(REQUIRED WORK)
Return, word for word, every line starting at the line with "What data populates" and ending at the final line of the entries; skip the pictures.
........
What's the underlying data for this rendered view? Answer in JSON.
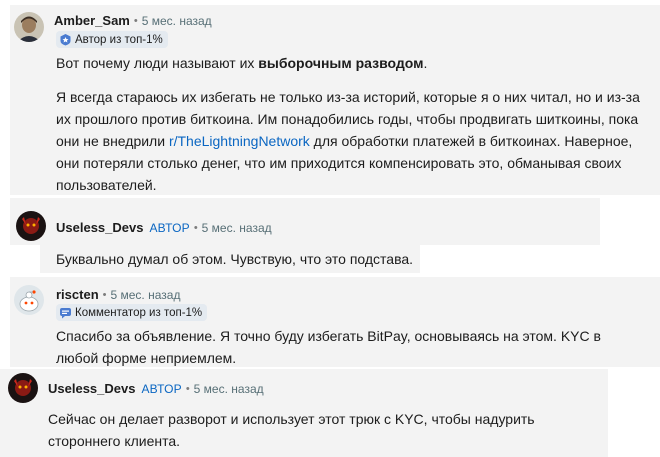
{
  "comments": [
    {
      "author": "Amber_Sam",
      "age": "5 мес. назад",
      "badge": "Автор из топ-1%",
      "paragraph1_pre": "Вот почему люди называют их ",
      "paragraph1_bold": "выборочным разводом",
      "paragraph1_post": ".",
      "paragraph2_pre": "Я всегда стараюсь их избегать не только из-за историй, которые я о них читал, но и из-за их прошлого против биткоина. Им понадобились годы, чтобы продвигать шиткоины, пока они не внедрили ",
      "paragraph2_link": "r/TheLightningNetwork",
      "paragraph2_post": " для обработки платежей в биткоинах. Наверное, они потеряли столько денег, что им приходится компенсировать это, обманывая своих пользователей."
    },
    {
      "author": "Useless_Devs",
      "op_label": "АВТОР",
      "age": "5 мес. назад",
      "body": "Буквально думал об этом. Чувствую, что это подстава."
    },
    {
      "author": "riscten",
      "age": "5 мес. назад",
      "badge": "Комментатор из топ-1%",
      "body": "Спасибо за объявление. Я точно буду избегать BitPay, основываясь на этом. KYC в любой форме неприемлем."
    },
    {
      "author": "Useless_Devs",
      "op_label": "АВТОР",
      "age": "5 мес. назад",
      "body": "Сейчас он делает разворот и использует этот трюк с KYC, чтобы надурить стороннего клиента."
    }
  ],
  "separator": "•",
  "colors": {
    "op": "#0a66c2",
    "link": "#0a66c2",
    "badge_bg": "#e4eaf0",
    "block_bg": "#f3f3f3"
  },
  "icons": {
    "badge_1": "top-author-badge-icon",
    "badge_3": "top-commenter-badge-icon"
  }
}
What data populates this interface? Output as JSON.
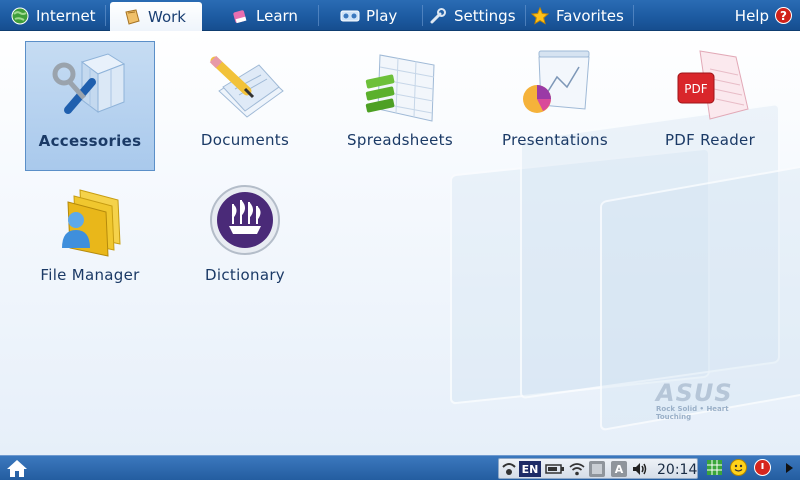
{
  "tabs": [
    {
      "label": "Internet",
      "icon": "globe-icon"
    },
    {
      "label": "Work",
      "icon": "briefcase-icon",
      "active": true
    },
    {
      "label": "Learn",
      "icon": "eraser-icon"
    },
    {
      "label": "Play",
      "icon": "media-icon"
    },
    {
      "label": "Settings",
      "icon": "wrench-icon"
    },
    {
      "label": "Favorites",
      "icon": "star-icon"
    }
  ],
  "help": {
    "label": "Help",
    "badge": "?"
  },
  "apps": [
    {
      "label": "Accessories",
      "icon": "accessories-icon",
      "selected": true
    },
    {
      "label": "Documents",
      "icon": "documents-icon"
    },
    {
      "label": "Spreadsheets",
      "icon": "spreadsheets-icon"
    },
    {
      "label": "Presentations",
      "icon": "presentations-icon"
    },
    {
      "label": "PDF Reader",
      "icon": "pdf-reader-icon",
      "badge": "PDF"
    },
    {
      "label": "File Manager",
      "icon": "file-manager-icon"
    },
    {
      "label": "Dictionary",
      "icon": "dictionary-icon"
    }
  ],
  "branding": {
    "logo": "ASUS",
    "tagline": "Rock Solid • Heart Touching"
  },
  "taskbar": {
    "language": "EN",
    "clock": "20:14",
    "tray_letters": {
      "a": "A"
    }
  },
  "colors": {
    "topbar": "#1c5aa0",
    "accent": "#2a6cb4",
    "label": "#1b3a66",
    "selected": "#a9c9ec"
  }
}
........
(WRITTEN SOLUTION)
What data populates this interface? Output as JSON.
{
  "tabs": [
    {
      "label": "Internet",
      "icon": "globe-icon"
    },
    {
      "label": "Work",
      "icon": "briefcase-icon",
      "active": true
    },
    {
      "label": "Learn",
      "icon": "eraser-icon"
    },
    {
      "label": "Play",
      "icon": "media-icon"
    },
    {
      "label": "Settings",
      "icon": "wrench-icon"
    },
    {
      "label": "Favorites",
      "icon": "star-icon"
    }
  ],
  "help": {
    "label": "Help",
    "badge": "?"
  },
  "apps": [
    {
      "label": "Accessories",
      "icon": "accessories-icon",
      "selected": true
    },
    {
      "label": "Documents",
      "icon": "documents-icon"
    },
    {
      "label": "Spreadsheets",
      "icon": "spreadsheets-icon"
    },
    {
      "label": "Presentations",
      "icon": "presentations-icon"
    },
    {
      "label": "PDF Reader",
      "icon": "pdf-reader-icon",
      "badge": "PDF"
    },
    {
      "label": "File Manager",
      "icon": "file-manager-icon"
    },
    {
      "label": "Dictionary",
      "icon": "dictionary-icon"
    }
  ],
  "branding": {
    "logo": "ASUS",
    "tagline": "Rock Solid • Heart Touching"
  },
  "taskbar": {
    "language": "EN",
    "clock": "20:14",
    "tray_letters": {
      "a": "A"
    }
  },
  "colors": {
    "topbar": "#1c5aa0",
    "accent": "#2a6cb4",
    "label": "#1b3a66",
    "selected": "#a9c9ec"
  }
}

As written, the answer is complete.